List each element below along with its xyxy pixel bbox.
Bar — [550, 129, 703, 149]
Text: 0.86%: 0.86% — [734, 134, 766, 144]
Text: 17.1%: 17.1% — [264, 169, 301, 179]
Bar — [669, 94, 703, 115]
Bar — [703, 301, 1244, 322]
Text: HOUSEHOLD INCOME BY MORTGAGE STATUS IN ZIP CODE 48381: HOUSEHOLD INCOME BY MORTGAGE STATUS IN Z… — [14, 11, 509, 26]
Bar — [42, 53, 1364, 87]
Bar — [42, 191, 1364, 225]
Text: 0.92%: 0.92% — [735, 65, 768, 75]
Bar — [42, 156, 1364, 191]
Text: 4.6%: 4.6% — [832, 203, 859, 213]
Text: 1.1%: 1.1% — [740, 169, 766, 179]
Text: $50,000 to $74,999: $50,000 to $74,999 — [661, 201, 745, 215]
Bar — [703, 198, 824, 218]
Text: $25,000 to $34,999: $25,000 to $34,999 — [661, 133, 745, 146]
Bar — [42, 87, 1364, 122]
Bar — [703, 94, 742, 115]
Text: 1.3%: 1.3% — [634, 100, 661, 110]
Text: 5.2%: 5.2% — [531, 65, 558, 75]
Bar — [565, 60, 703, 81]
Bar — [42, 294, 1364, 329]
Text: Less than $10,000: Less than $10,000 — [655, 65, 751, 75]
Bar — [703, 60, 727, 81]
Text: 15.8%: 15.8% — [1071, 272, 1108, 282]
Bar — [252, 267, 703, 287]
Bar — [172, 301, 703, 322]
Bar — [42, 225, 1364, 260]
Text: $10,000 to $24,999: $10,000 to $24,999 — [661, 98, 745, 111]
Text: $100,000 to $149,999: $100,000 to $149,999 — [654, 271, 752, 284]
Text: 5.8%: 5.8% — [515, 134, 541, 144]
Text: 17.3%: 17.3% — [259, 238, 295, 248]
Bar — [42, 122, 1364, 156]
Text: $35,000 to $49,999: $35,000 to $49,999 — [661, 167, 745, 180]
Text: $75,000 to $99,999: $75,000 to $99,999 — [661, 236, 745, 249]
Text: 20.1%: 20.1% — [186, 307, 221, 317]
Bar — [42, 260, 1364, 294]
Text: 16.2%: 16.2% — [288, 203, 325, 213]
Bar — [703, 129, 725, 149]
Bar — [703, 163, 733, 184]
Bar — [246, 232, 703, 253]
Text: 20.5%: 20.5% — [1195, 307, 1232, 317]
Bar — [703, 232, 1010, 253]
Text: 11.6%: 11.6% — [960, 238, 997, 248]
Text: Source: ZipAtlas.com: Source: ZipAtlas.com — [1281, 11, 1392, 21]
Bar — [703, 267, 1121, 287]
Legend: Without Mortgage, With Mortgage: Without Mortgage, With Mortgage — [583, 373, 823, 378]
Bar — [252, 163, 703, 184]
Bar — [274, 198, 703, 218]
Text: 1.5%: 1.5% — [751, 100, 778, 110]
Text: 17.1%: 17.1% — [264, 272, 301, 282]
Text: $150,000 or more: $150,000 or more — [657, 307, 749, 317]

▬▬▬▬▬▬▬▬▬▬

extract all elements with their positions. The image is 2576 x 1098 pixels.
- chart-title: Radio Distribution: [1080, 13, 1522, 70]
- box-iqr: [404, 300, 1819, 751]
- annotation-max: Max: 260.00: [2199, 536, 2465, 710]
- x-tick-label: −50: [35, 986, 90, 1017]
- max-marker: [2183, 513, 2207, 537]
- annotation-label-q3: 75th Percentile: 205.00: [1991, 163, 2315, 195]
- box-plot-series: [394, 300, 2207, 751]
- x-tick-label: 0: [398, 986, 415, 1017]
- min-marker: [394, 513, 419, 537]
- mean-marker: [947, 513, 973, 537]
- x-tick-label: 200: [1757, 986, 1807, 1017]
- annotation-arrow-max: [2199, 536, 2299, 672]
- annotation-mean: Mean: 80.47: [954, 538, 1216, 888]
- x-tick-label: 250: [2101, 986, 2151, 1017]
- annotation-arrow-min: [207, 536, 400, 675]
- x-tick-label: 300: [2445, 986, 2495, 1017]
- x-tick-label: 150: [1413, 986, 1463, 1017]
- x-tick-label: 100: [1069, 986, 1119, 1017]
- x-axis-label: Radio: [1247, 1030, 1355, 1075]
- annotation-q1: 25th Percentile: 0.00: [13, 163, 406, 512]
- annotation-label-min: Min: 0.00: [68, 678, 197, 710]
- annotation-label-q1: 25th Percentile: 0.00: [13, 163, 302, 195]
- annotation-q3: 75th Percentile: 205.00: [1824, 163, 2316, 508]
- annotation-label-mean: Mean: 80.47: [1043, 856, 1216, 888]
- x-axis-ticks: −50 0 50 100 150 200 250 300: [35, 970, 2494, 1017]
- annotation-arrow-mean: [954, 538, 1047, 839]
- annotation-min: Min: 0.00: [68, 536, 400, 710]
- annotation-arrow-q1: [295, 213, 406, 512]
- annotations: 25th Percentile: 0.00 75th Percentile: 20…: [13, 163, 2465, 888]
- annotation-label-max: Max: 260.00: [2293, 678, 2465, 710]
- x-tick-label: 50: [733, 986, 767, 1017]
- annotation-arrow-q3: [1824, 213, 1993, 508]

▬▬▬▬▬▬▬▬▬▬

Directions - Copy the part of the records that opens with the line containing "List each element" and closes with the line containing "Text: 1.1%: 1.1% — [740, 169, 766, 179]", including both of those lines and reproducing each one without any change.

Complete response -
List each element below along with its xyxy pixel bbox.
Bar — [550, 129, 703, 149]
Text: 0.86%: 0.86% — [734, 134, 766, 144]
Text: 17.1%: 17.1% — [264, 169, 301, 179]
Bar — [669, 94, 703, 115]
Bar — [703, 301, 1244, 322]
Text: HOUSEHOLD INCOME BY MORTGAGE STATUS IN ZIP CODE 48381: HOUSEHOLD INCOME BY MORTGAGE STATUS IN Z… — [14, 11, 509, 26]
Bar — [42, 53, 1364, 87]
Bar — [42, 191, 1364, 225]
Text: 0.92%: 0.92% — [735, 65, 768, 75]
Bar — [42, 156, 1364, 191]
Text: 4.6%: 4.6% — [832, 203, 859, 213]
Text: 1.1%: 1.1% — [740, 169, 766, 179]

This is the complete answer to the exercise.